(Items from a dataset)
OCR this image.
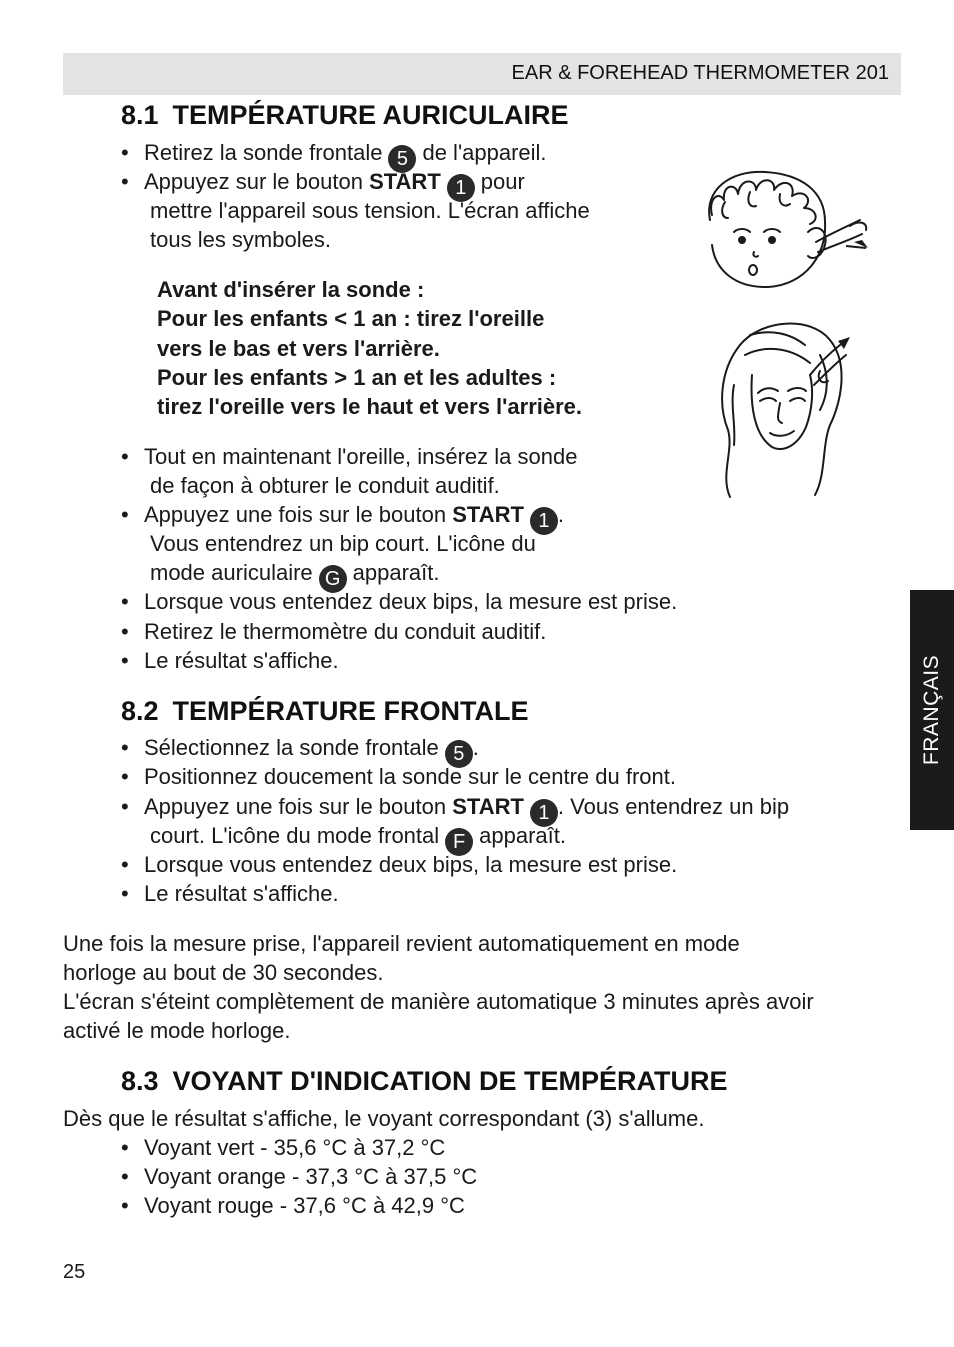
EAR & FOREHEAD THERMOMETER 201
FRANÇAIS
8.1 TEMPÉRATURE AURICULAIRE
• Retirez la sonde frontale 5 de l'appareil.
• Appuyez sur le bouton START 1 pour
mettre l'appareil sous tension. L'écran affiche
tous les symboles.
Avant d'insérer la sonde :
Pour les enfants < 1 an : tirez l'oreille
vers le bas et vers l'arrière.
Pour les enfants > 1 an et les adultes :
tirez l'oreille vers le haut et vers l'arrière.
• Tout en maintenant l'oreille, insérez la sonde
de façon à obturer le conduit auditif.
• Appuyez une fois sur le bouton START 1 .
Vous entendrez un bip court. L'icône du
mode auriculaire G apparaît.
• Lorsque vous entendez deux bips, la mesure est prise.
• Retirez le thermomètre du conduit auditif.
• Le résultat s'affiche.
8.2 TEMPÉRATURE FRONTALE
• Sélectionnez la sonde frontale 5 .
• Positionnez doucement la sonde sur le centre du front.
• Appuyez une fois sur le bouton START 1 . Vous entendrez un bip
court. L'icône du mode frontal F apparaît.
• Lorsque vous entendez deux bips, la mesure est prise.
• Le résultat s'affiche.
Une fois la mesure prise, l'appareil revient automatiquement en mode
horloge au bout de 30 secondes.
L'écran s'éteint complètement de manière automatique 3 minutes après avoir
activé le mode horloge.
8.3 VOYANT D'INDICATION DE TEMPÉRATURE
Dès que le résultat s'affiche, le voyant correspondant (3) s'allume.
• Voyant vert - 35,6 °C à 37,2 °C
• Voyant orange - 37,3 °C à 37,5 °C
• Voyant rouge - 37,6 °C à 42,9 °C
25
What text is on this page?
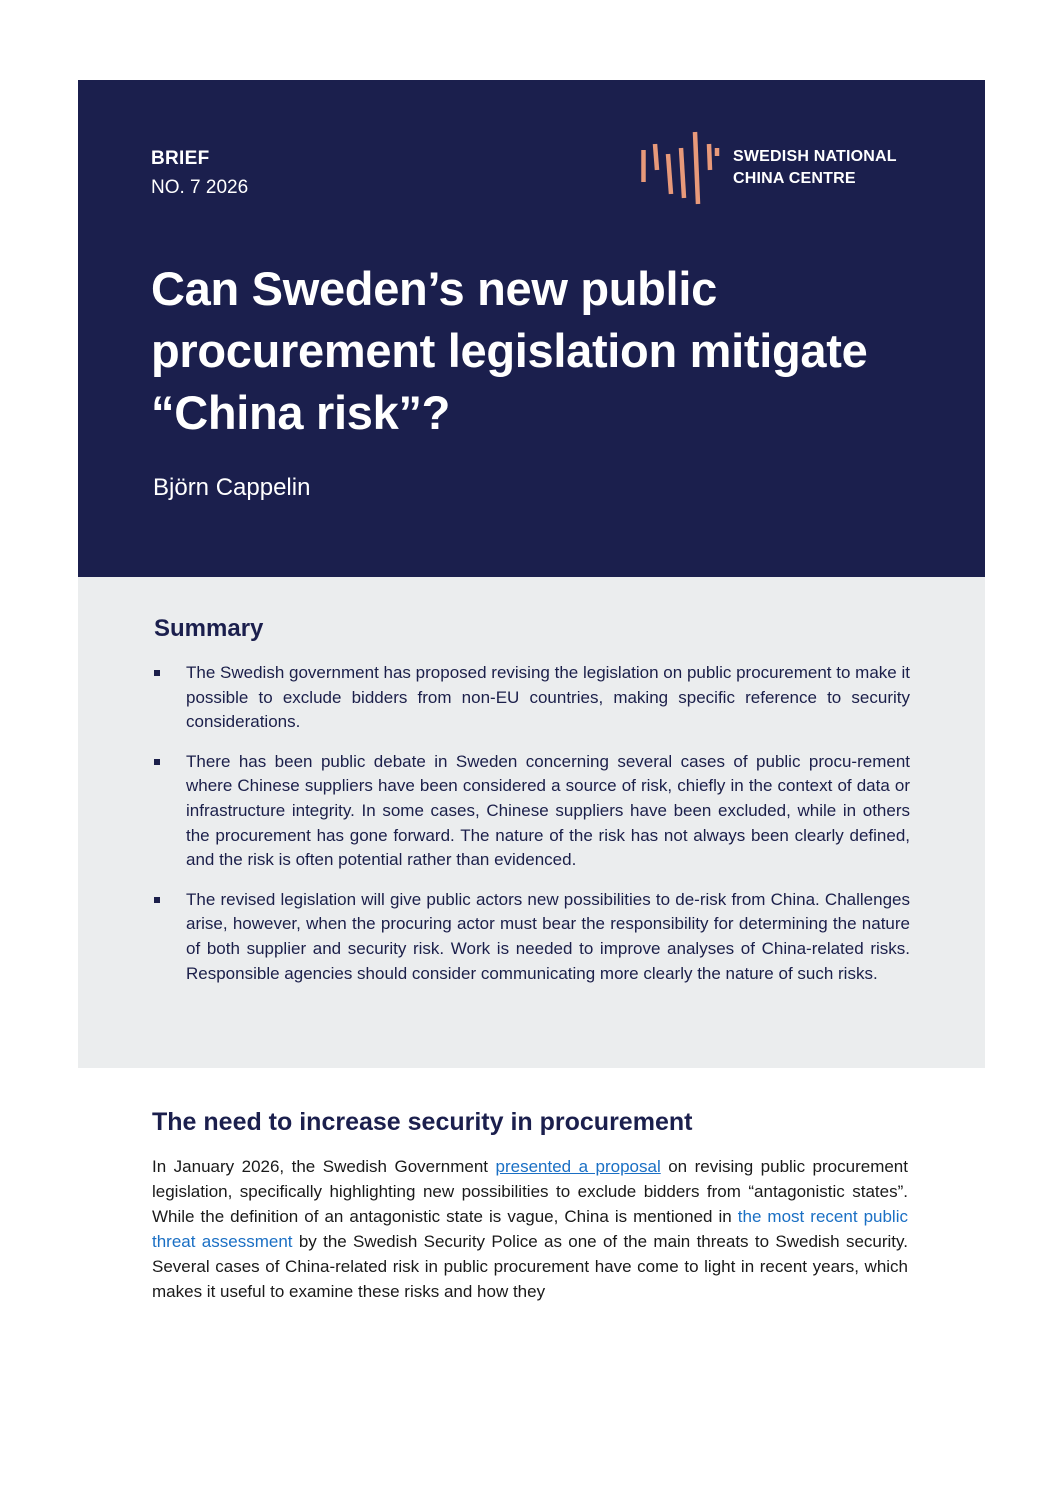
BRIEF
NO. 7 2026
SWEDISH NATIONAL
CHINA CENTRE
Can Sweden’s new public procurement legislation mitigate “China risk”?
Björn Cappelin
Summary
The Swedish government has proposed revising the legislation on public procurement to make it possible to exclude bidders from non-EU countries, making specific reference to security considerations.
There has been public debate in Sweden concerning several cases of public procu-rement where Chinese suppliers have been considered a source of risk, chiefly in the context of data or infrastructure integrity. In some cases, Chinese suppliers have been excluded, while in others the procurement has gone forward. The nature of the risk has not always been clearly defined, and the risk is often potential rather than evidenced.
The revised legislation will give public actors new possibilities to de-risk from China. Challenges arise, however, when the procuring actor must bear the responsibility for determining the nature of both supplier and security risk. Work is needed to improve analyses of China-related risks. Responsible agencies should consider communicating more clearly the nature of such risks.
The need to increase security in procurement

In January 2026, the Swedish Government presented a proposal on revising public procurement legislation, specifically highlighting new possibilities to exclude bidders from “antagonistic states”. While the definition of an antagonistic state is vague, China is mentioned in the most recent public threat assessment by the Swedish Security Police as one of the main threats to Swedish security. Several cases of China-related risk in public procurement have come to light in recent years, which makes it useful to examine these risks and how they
---
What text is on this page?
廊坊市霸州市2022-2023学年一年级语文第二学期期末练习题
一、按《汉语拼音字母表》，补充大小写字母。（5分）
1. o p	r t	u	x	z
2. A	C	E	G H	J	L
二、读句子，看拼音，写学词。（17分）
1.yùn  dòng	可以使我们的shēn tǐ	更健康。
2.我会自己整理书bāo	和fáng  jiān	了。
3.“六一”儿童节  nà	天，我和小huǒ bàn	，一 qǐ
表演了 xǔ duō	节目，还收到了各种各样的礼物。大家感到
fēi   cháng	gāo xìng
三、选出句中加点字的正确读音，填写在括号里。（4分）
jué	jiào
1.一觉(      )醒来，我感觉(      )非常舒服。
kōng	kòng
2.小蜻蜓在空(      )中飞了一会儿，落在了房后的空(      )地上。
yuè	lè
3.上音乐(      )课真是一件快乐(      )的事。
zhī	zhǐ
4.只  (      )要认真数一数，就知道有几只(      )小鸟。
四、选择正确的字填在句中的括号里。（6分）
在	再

Goal
Within the records above, how many lines include the word "auditif"? State the number by itself.

In response
2